### TO DO
Isolate every line in the data with the string "Images" and copy it.

Data entries:

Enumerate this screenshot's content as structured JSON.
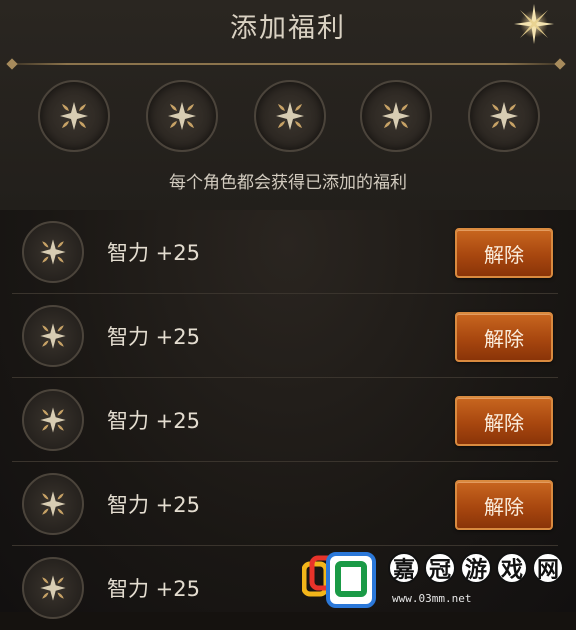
{
  "dialog": {
    "title": "添加福利",
    "subtitle": "每个角色都会获得已添加的福利",
    "close_icon": "sparkle-close-icon"
  },
  "slots": [
    {
      "icon": "benefit-emblem-icon"
    },
    {
      "icon": "benefit-emblem-icon"
    },
    {
      "icon": "benefit-emblem-icon"
    },
    {
      "icon": "benefit-emblem-icon"
    },
    {
      "icon": "benefit-emblem-icon"
    }
  ],
  "benefits": [
    {
      "label": "智力 +25",
      "button": "解除"
    },
    {
      "label": "智力 +25",
      "button": "解除"
    },
    {
      "label": "智力 +25",
      "button": "解除"
    },
    {
      "label": "智力 +25",
      "button": "解除"
    },
    {
      "label": "智力 +25",
      "button": ""
    }
  ],
  "watermark": {
    "chars": [
      "嘉",
      "冠",
      "游",
      "戏",
      "网"
    ],
    "url": "www.03mm.net"
  },
  "colors": {
    "accent_orange": "#c8661f",
    "gold": "#a78b5c",
    "text": "#e4ddd0"
  }
}
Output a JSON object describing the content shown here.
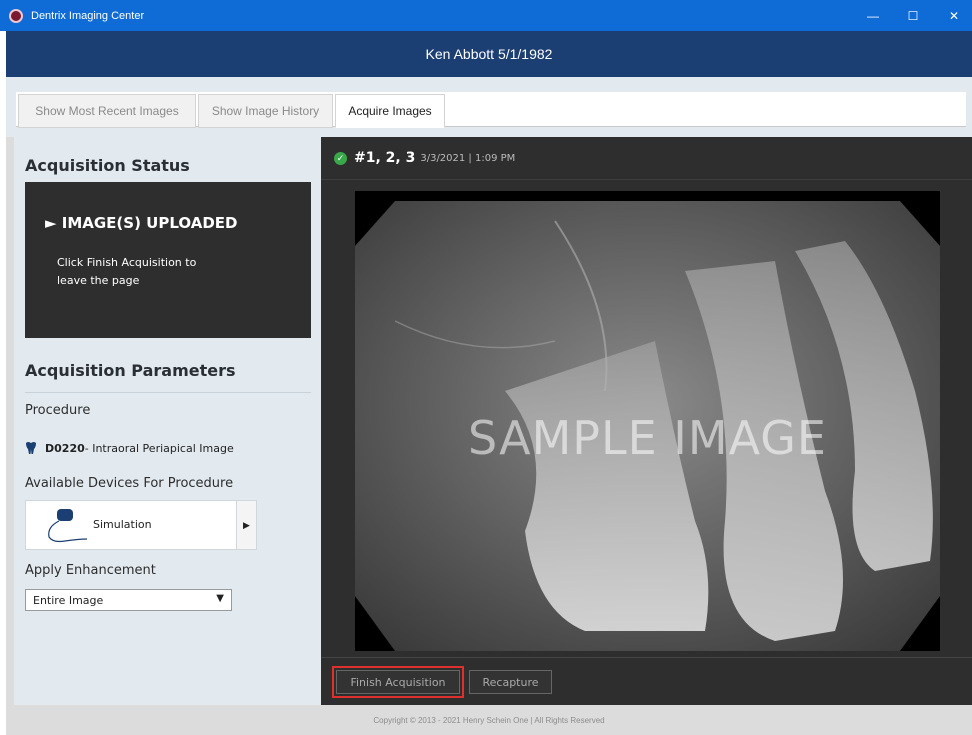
{
  "window": {
    "title": "Dentrix Imaging Center",
    "controls": {
      "minimize": "—",
      "maximize": "☐",
      "close": "✕"
    }
  },
  "patient": {
    "name_dob": "Ken Abbott 5/1/1982"
  },
  "tabs": [
    {
      "label": "Show Most Recent Images",
      "active": false
    },
    {
      "label": "Show Image History",
      "active": false
    },
    {
      "label": "Acquire Images",
      "active": true
    }
  ],
  "acquisition_status": {
    "title": "Acquisition Status",
    "state": "► IMAGE(S) UPLOADED",
    "message": "Click Finish Acquisition to leave the page"
  },
  "acquisition_parameters": {
    "title": "Acquisition Parameters",
    "procedure_label": "Procedure",
    "procedure_code": "D0220",
    "procedure_desc": " - Intraoral Periapical Image",
    "devices_label": "Available Devices For Procedure",
    "device_name": "Simulation",
    "enhancement_label": "Apply Enhancement",
    "enhancement_value": "Entire Image"
  },
  "viewer": {
    "teeth": "#1, 2, 3",
    "datetime": "3/3/2021 | 1:09 PM",
    "watermark": "SAMPLE IMAGE",
    "finish_button": "Finish Acquisition",
    "recapture_button": "Recapture"
  },
  "footer": {
    "copyright": "Copyright © 2013 - 2021 Henry Schein One | All Rights Reserved"
  },
  "colors": {
    "titlebar": "#0f6cd6",
    "patient_bar": "#1c3f73",
    "panel_bg": "#e2eaf0",
    "viewer_bg": "#2e2e2e",
    "success": "#39a84a",
    "highlight": "#e0302d"
  }
}
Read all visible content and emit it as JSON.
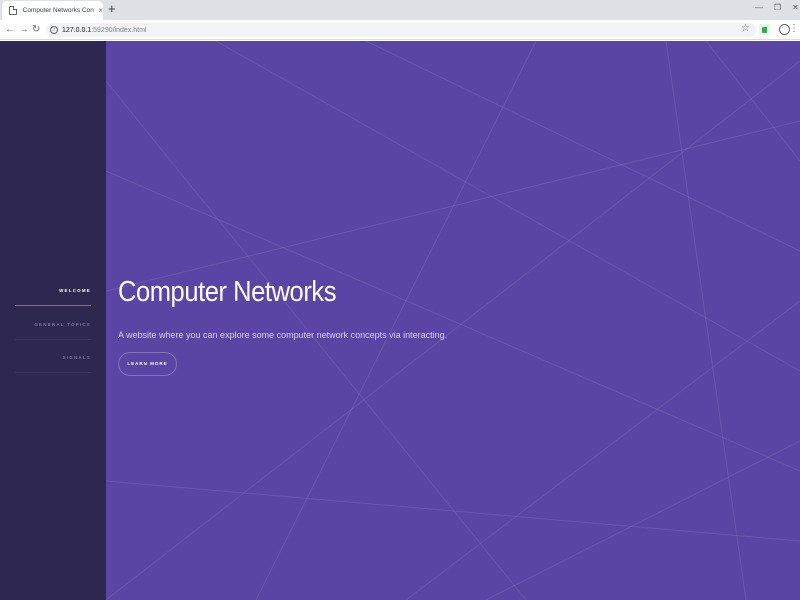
{
  "browser": {
    "tab_title": "Computer Networks Concepts",
    "tab_close": "×",
    "new_tab": "+",
    "url_host": "127.0.0.1",
    "url_rest": ":59290/index.html",
    "window_controls": [
      "—",
      "❐",
      "✕"
    ],
    "nav": {
      "back": "←",
      "forward": "→",
      "reload": "↻"
    },
    "star": "☆",
    "menu": "⋮",
    "info": "i"
  },
  "sidebar": {
    "items": [
      {
        "label": "WELCOME",
        "active": true
      },
      {
        "label": "GENERAL TOPICS",
        "active": false
      },
      {
        "label": "SIGNALS",
        "active": false
      }
    ]
  },
  "hero": {
    "title": "Computer Networks",
    "subtitle": "A website where you can explore some computer network concepts via interacting.",
    "button_label": "LEARN MORE"
  },
  "colors": {
    "sidebar_bg": "#2e2850",
    "main_bg": "#5b45a4",
    "active_underline": "#7c63c9",
    "text_active": "#ffffff",
    "text_inactive": "#7b7499"
  }
}
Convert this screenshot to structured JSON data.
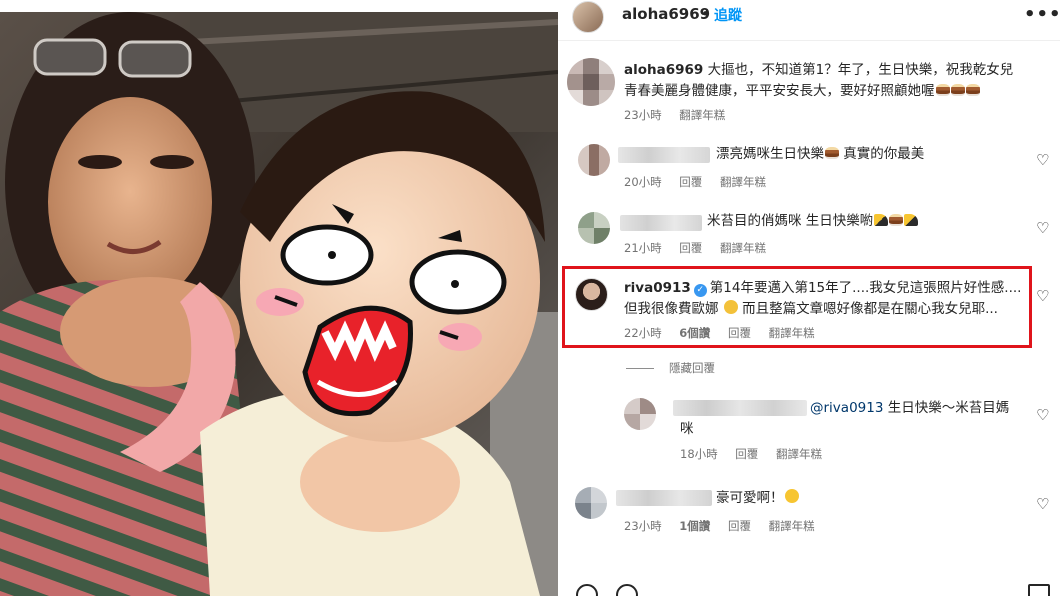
{
  "post": {
    "username": "aloha6969",
    "separator": "•",
    "follow_label": "追蹤",
    "more_label": "•••"
  },
  "icons": {
    "more": "more-options-icon",
    "heart": "heart-outline-icon",
    "verified": "verified-badge-icon",
    "like": "like-icon",
    "comment": "comment-icon",
    "save": "bookmark-icon"
  },
  "caption": {
    "username": "aloha6969",
    "text": "大摳也，不知道第1？年了，生日快樂，祝我乾女兒青春美麗身體健康，平平安安長大，要好好照顧她喔",
    "time": "23小時",
    "translate": "翻譯年糕"
  },
  "comments": [
    {
      "text": "漂亮媽咪生日快樂",
      "text2": "真實的你最美",
      "time": "20小時",
      "reply": "回覆",
      "translate": "翻譯年糕"
    },
    {
      "text": "米苔目的俏媽咪 生日快樂喲",
      "time": "21小時",
      "reply": "回覆",
      "translate": "翻譯年糕"
    },
    {
      "username": "riva0913",
      "line1": "第14年要邁入第15年了....我女兒這張照片好性感....",
      "line2a": "但我很像費歐娜",
      "line2b": "而且整篇文章嗯好像都是在關心我女兒耶...",
      "time": "22小時",
      "likes": "6個讚",
      "reply": "回覆",
      "translate": "翻譯年糕"
    }
  ],
  "hide_replies": "隱藏回覆",
  "reply": {
    "mention": "@riva0913",
    "text": " 生日快樂～米苔目媽",
    "text2": "咪",
    "time": "18小時",
    "reply": "回覆",
    "translate": "翻譯年糕"
  },
  "last_comment": {
    "text": "豪可愛啊！",
    "time": "23小時",
    "likes": "1個讚",
    "reply": "回覆",
    "translate": "翻譯年糕"
  },
  "colors": {
    "link_blue": "#0095f6",
    "highlight_red": "#e0141b",
    "muted": "#737373"
  }
}
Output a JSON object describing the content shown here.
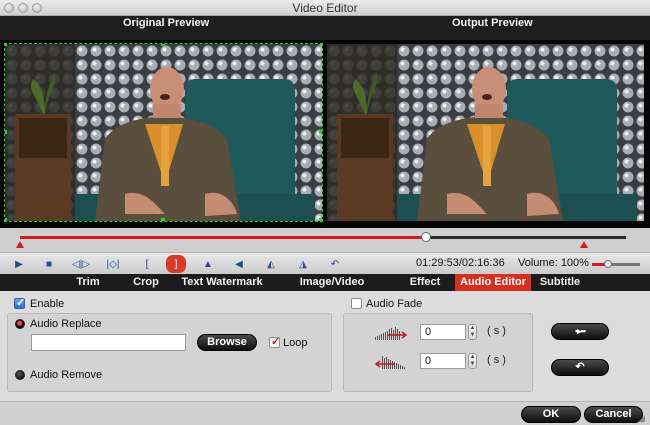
{
  "window": {
    "title": "Video Editor"
  },
  "preview": {
    "original_label": "Original Preview",
    "output_label": "Output Preview"
  },
  "timeline": {
    "progress": 0.67
  },
  "toolbar": {
    "timecode": "01:29:53/02:16:36",
    "volume_label": "Volume:",
    "volume_value": "100%",
    "volume_level": 0.33,
    "buttons": [
      "play-icon",
      "stop-icon",
      "prev-frame-icon",
      "next-frame-icon",
      "mark-in-icon",
      "mark-out-icon",
      "flip-horizontal-icon",
      "flip-left-icon",
      "rotate-left-icon",
      "rotate-right-icon",
      "undo-icon"
    ]
  },
  "tabs": [
    {
      "label": "Trim",
      "active": false
    },
    {
      "label": "Crop",
      "active": false
    },
    {
      "label": "Text Watermark",
      "active": false
    },
    {
      "label": "Image/Video Watermark",
      "active": false
    },
    {
      "label": "Effect",
      "active": false
    },
    {
      "label": "Audio Editor",
      "active": true
    },
    {
      "label": "Subtitle",
      "active": false
    }
  ],
  "audio_editor": {
    "enable_label": "Enable",
    "enable_checked": true,
    "audio_replace_label": "Audio Replace",
    "audio_replace_path": "",
    "browse_label": "Browse",
    "loop_label": "Loop",
    "loop_checked": true,
    "audio_remove_label": "Audio Remove",
    "audio_fade_label": "Audio Fade",
    "audio_fade_checked": false,
    "fade_in_value": "0",
    "fade_out_value": "0",
    "fade_unit": "( s )"
  },
  "footer": {
    "ok_label": "OK",
    "cancel_label": "Cancel"
  },
  "colors": {
    "accent_red": "#d5301f",
    "toolbar_blue": "#2a4a8c",
    "crop_green": "#2fd12f"
  }
}
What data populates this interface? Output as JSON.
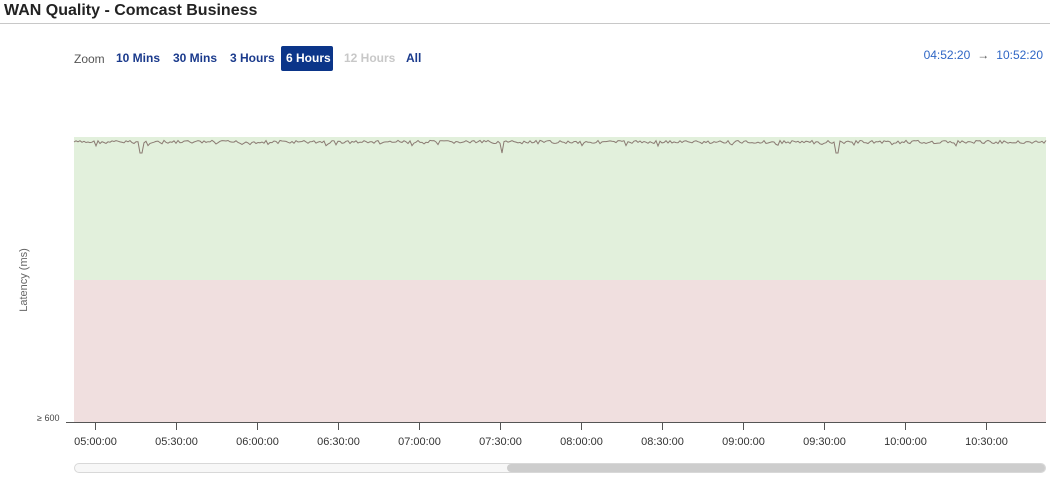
{
  "header": {
    "title": "WAN Quality - Comcast Business"
  },
  "zoom": {
    "label": "Zoom",
    "buttons": [
      {
        "label": "10 Mins",
        "state": "normal"
      },
      {
        "label": "30 Mins",
        "state": "normal"
      },
      {
        "label": "3 Hours",
        "state": "normal"
      },
      {
        "label": "6 Hours",
        "state": "active"
      },
      {
        "label": "12 Hours",
        "state": "disabled"
      },
      {
        "label": "All",
        "state": "normal"
      }
    ]
  },
  "range": {
    "from": "04:52:20",
    "arrow": "→",
    "to": "10:52:20"
  },
  "colors": {
    "good_band": "#e2f0dc",
    "bad_band": "#f0dfdf",
    "latency_line": "#8a7a72",
    "accent": "#0b3589"
  },
  "chart_data": {
    "type": "line",
    "ylabel": "Latency (ms)",
    "y_tick_label": "≥ 600",
    "x_ticks": [
      "05:00:00",
      "05:30:00",
      "06:00:00",
      "06:30:00",
      "07:00:00",
      "07:30:00",
      "08:00:00",
      "08:30:00",
      "09:00:00",
      "09:30:00",
      "10:00:00",
      "10:30:00"
    ],
    "x_range": [
      "04:52:20",
      "10:52:20"
    ],
    "series": [
      {
        "spikes": [
          "05:17:00",
          "07:31:00",
          "09:35:00"
        ],
        "baseline_level": "near top of green band, low latency"
      }
    ],
    "bands": [
      "good (green, upper half)",
      "poor (red, lower half)"
    ]
  },
  "scrollbar": {
    "thumb_start": 0.445,
    "thumb_end": 1.0
  }
}
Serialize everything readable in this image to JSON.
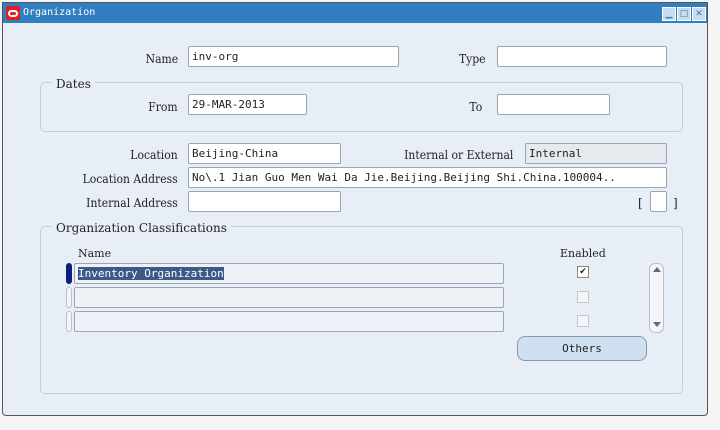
{
  "window": {
    "title": "Organization"
  },
  "header": {
    "name_label": "Name",
    "name_value": "inv-org",
    "type_label": "Type",
    "type_value": ""
  },
  "dates": {
    "legend": "Dates",
    "from_label": "From",
    "from_value": "29-MAR-2013",
    "to_label": "To",
    "to_value": ""
  },
  "location": {
    "location_label": "Location",
    "location_value": "Beijing-China",
    "int_ext_label": "Internal or External",
    "int_ext_value": "Internal",
    "address_label": "Location Address",
    "address_value": "No\\.1 Jian Guo Men Wai Da Jie.Beijing.Beijing Shi.China.100004..",
    "internal_address_label": "Internal Address",
    "internal_address_value": "",
    "bracket_open": "[",
    "bracket_close": "]"
  },
  "classifications": {
    "legend": "Organization Classifications",
    "name_header": "Name",
    "enabled_header": "Enabled",
    "rows": [
      {
        "name": "Inventory Organization",
        "enabled": true
      },
      {
        "name": "",
        "enabled": false
      },
      {
        "name": "",
        "enabled": false
      }
    ],
    "others_button": "Others",
    "check_mark": "✔"
  },
  "icons": {
    "minimize": "▁",
    "maximize": "□",
    "close": "✕"
  }
}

### WRITTEN SOLUTION
      "label": "Show Most Recent Images",
      "label": "Acquire Images",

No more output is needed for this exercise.